*List of tasks:*
A: Using the Rob Friedman biography, explain in one to three sentences how Friedman came to join Lionsgate in January 2012.
B: In the Rob Friedman biography, rewrite the paragraph beginning "In 1997, Friedman moved to Paramount Pictures" as a short list that keeps its main facts.

Rob Friedman (born 1950) is an American media executive.

He was the Co-Chairman of Lionsgate Motion Picture Group, overseeing all aspects of Lionsgate’s domestic and international feature film acquisition, production and distribution as well as the home entertainment releases of theatrical feature films. He stepped down in 2016. Friedman joined Lionsgate in January 2012 following the company’s acquisition of the worldwide filmed entertainment studio Summit Entertainment  where he served as the Co-Chairman and CEO since 2007.

Friedman started his career in 1970 in the mailroom at Warner Bros. Studios and in the subsequent 27 years he held many posts ultimately rising to become the studio's President of Worldwide Advertising and Publicity.

In 1997, Friedman moved to Paramount Pictures as Vice Chairman of the Paramount Motion Pictures Group.  In 2000, he also added the role Chief Operating Officer, ultimately overseeing seven divisions.  He created the studio's specialty film division then known as Paramount Classics.  Friedman also served on the Board of Directors of UIP, the joint international distribution venture between Paramount and Universal Studios, and Movie Link, one of the internet's first legal film download to view sites.

In 2017, Friedman joined Tang Media Partners as CEO and chairman of TMP Entertainment. TMP's entertainment holdings merged to become Global Road Entertainment and Friedman became Chairman and CEO of the Global Road Entertainment studio. He left these positions in November 2018.

*Listing:*
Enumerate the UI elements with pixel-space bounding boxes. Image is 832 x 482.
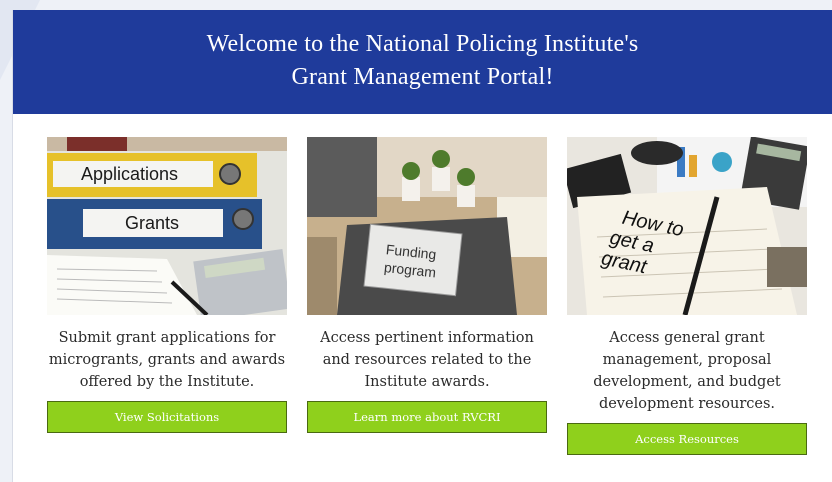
card-description: Submit grant applications for microgrant…: [48, 330, 286, 390]
binder-label-grants: Grants: [125, 213, 179, 233]
welcome-banner: Welcome to the National Policing Institu…: [13, 10, 832, 114]
card-resources: How to get a grant Access general grant …: [567, 137, 807, 455]
portal-panel: Welcome to the National Policing Institu…: [12, 10, 832, 482]
card-rvcri: Funding program Access pertinent informa…: [307, 137, 547, 433]
how-to-get-a-grant-notebook-image: How to get a grant: [567, 137, 807, 315]
welcome-title-line1: Welcome to the National Policing Institu…: [206, 31, 639, 57]
card-solicitations: Applications Grants Submit grant applica…: [47, 137, 287, 433]
funding-program-folder-image: Funding program: [307, 137, 547, 315]
learn-more-rvcri-button[interactable]: Learn more about RVCRI: [307, 401, 547, 433]
access-resources-button[interactable]: Access Resources: [567, 423, 807, 455]
card-description: Access pertinent information and resourc…: [320, 330, 534, 390]
card-description: Access general grant management, proposa…: [593, 330, 781, 412]
binder-label-applications: Applications: [81, 164, 178, 184]
view-solicitations-button[interactable]: View Solicitations: [47, 401, 287, 433]
applications-grants-binders-image: Applications Grants: [47, 137, 287, 315]
welcome-title-line2: Grant Management Portal!: [291, 64, 554, 90]
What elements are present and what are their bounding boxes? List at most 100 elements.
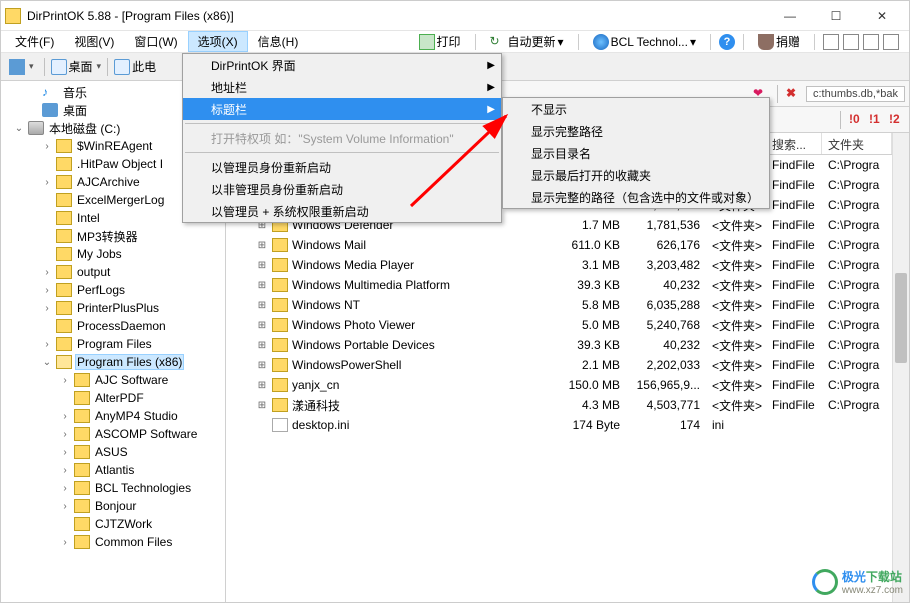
tree-node[interactable]: ›PrinterPlusPlus [1, 299, 225, 317]
file-row[interactable]: ⊞漾通科技4.3 MB4,503,771<文件夹>FindFileC:\Prog… [226, 395, 909, 415]
desktop-combo[interactable]: 桌面 ▾ [51, 58, 102, 75]
expand-icon[interactable]: › [59, 429, 71, 440]
tree-node[interactable]: ⌄Program Files (x86) [1, 353, 225, 371]
expand-icon[interactable]: › [59, 465, 71, 476]
marker-2-icon[interactable]: !1 [869, 112, 885, 128]
menu-item[interactable]: 显示完整路径 [503, 120, 769, 142]
menu-view[interactable]: 视图(V) [64, 31, 124, 52]
folder-icon [272, 338, 288, 352]
print-button[interactable]: 打印 [413, 33, 467, 50]
menu-item[interactable]: 以非管理员身份重新启动 [183, 178, 501, 200]
filter-mask-text[interactable]: c:thumbs.db,*bak [806, 86, 905, 102]
file-folder: C:\Progra [822, 158, 892, 172]
donate-button[interactable]: 捐赠 [752, 33, 806, 50]
tree-node[interactable]: ›Atlantis [1, 461, 225, 479]
tree-node[interactable]: My Jobs [1, 245, 225, 263]
thispc-combo[interactable]: 此电 [114, 58, 156, 75]
folder-icon [74, 535, 90, 549]
menu-item[interactable]: 地址栏▶ [183, 76, 501, 98]
file-row[interactable]: ⊞Windows Photo Viewer5.0 MB5,240,768<文件夹… [226, 315, 909, 335]
expand-icon[interactable]: › [59, 411, 71, 422]
tree-node[interactable]: ProcessDaemon [1, 317, 225, 335]
expand-icon[interactable]: ⊞ [252, 400, 272, 411]
expand-icon[interactable]: › [59, 483, 71, 494]
tree-node[interactable]: CJTZWork [1, 515, 225, 533]
menu-item[interactable]: 不显示 [503, 98, 769, 120]
file-row[interactable]: ⊞Windows Media Player3.1 MB3,203,482<文件夹… [226, 255, 909, 275]
expand-icon[interactable]: › [59, 537, 71, 548]
close-button[interactable]: ✕ [859, 1, 905, 31]
expand-icon[interactable]: ⊞ [252, 300, 272, 311]
expand-icon[interactable]: › [41, 177, 53, 188]
menu-item[interactable]: DirPrintOK 界面▶ [183, 54, 501, 76]
tree-node[interactable]: ›Common Files [1, 533, 225, 551]
menu-item[interactable]: 显示最后打开的收藏夹 [503, 164, 769, 186]
clear-icon[interactable]: ✖ [786, 86, 802, 102]
menu-options[interactable]: 选项(X) [188, 31, 248, 52]
menu-item[interactable]: 标题栏▶ [183, 98, 501, 120]
menu-item[interactable]: 显示完整的路径（包含选中的文件或对象） [503, 186, 769, 208]
tile-icon-1[interactable] [823, 34, 839, 50]
tree-node[interactable]: ›ASCOMP Software [1, 425, 225, 443]
folder-icon [56, 229, 72, 243]
maximize-button[interactable]: ☐ [813, 1, 859, 31]
minimize-button[interactable]: — [767, 1, 813, 31]
menu-item[interactable]: 以管理员 + 系统权限重新启动 [183, 200, 501, 222]
expand-icon[interactable]: › [41, 339, 53, 350]
expand-icon[interactable]: › [59, 501, 71, 512]
tree-node[interactable]: ›AnyMP4 Studio [1, 407, 225, 425]
tile-icon-3[interactable] [863, 34, 879, 50]
file-row[interactable]: ⊞yanjx_cn150.0 MB156,965,9...<文件夹>FindFi… [226, 375, 909, 395]
menu-item[interactable]: 以管理员身份重新启动 [183, 156, 501, 178]
new-tab-button[interactable]: ▾ [5, 57, 38, 77]
expand-icon[interactable]: ⊞ [252, 340, 272, 351]
autorefresh-button[interactable]: ↻ 自动更新 ▾ [484, 33, 570, 50]
marker-1-icon[interactable]: !0 [849, 112, 865, 128]
column-folder[interactable]: 文件夹 [822, 133, 892, 154]
tile-icon-4[interactable] [883, 34, 899, 50]
expand-icon[interactable]: ⊞ [252, 240, 272, 251]
column-search[interactable]: 搜索... [766, 133, 822, 154]
expand-icon[interactable]: › [59, 375, 71, 386]
menu-window[interactable]: 窗口(W) [124, 31, 187, 52]
tree-node[interactable]: ›output [1, 263, 225, 281]
expand-icon[interactable]: ⊞ [252, 380, 272, 391]
tile-icon-2[interactable] [843, 34, 859, 50]
submenu-arrow-icon: ▶ [487, 60, 495, 71]
menu-info[interactable]: 信息(H) [248, 31, 309, 52]
tree-node[interactable]: ›ASUS [1, 443, 225, 461]
file-row[interactable]: ⊞WindowsPowerShell2.1 MB2,202,033<文件夹>Fi… [226, 355, 909, 375]
list-scrollbar[interactable] [892, 133, 909, 602]
bcl-combo[interactable]: BCL Technol... ▾ [587, 34, 702, 50]
menu-item[interactable]: 显示目录名 [503, 142, 769, 164]
tree-node[interactable]: AlterPDF [1, 389, 225, 407]
menu-item-label: 显示完整的路径（包含选中的文件或对象） [531, 189, 759, 206]
tree-node[interactable]: ›AJC Software [1, 371, 225, 389]
tree-node[interactable]: ›BCL Technologies [1, 479, 225, 497]
tree-node[interactable]: ›PerfLogs [1, 281, 225, 299]
expand-icon[interactable]: ⊞ [252, 320, 272, 331]
expand-icon[interactable]: › [41, 267, 53, 278]
expand-icon[interactable]: › [41, 141, 53, 152]
menu-item-label: 打开特权项 如："System Volume Information" [211, 130, 454, 147]
expand-icon[interactable]: ⌄ [41, 357, 53, 368]
expand-icon[interactable]: › [41, 303, 53, 314]
file-row[interactable]: ⊞Windows NT5.8 MB6,035,288<文件夹>FindFileC… [226, 295, 909, 315]
tree-node[interactable]: MP3转换器 [1, 227, 225, 245]
file-row[interactable]: ⊞Windows Mail611.0 KB626,176<文件夹>FindFil… [226, 235, 909, 255]
expand-icon[interactable]: ⊞ [252, 360, 272, 371]
folder-icon [74, 445, 90, 459]
expand-icon[interactable]: ⊞ [252, 260, 272, 271]
file-row[interactable]: ⊞Windows Portable Devices39.3 KB40,232<文… [226, 335, 909, 355]
help-icon[interactable]: ? [719, 34, 735, 50]
expand-icon[interactable]: › [41, 285, 53, 296]
tree-node[interactable]: ›Bonjour [1, 497, 225, 515]
expand-icon[interactable]: ⊞ [252, 280, 272, 291]
expand-icon[interactable]: › [59, 447, 71, 458]
menu-file[interactable]: 文件(F) [5, 31, 64, 52]
file-row[interactable]: desktop.ini174 Byte174ini [226, 415, 909, 435]
marker-3-icon[interactable]: !2 [889, 112, 905, 128]
tree-node[interactable]: ›Program Files [1, 335, 225, 353]
file-row[interactable]: ⊞Windows Multimedia Platform39.3 KB40,23… [226, 275, 909, 295]
expand-icon[interactable]: ⌄ [13, 123, 25, 134]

*Results in order:*
A: Friedman joined Lionsgate in January 2012 after Lionsgate acquired Summit Entertainment, a worldwide filmed entertainment studio. He had been Co-Chairman and CEO of Summit since 2007.

B:
- 1997: joined Paramount Pictures as Vice Chairman of the Paramount Motion Pictures Group
- 2000: also became Chief Operating Officer, eventually overseeing seven divisions
- Created the studio's specialty film division, then called Paramount Classics
- Served on the Board of Directors of UIP, the international distribution joint venture of Paramount and Universal Studios
- Served on the Board of Directors of Movie Link, one of the internet's first legal sites for downloading films to view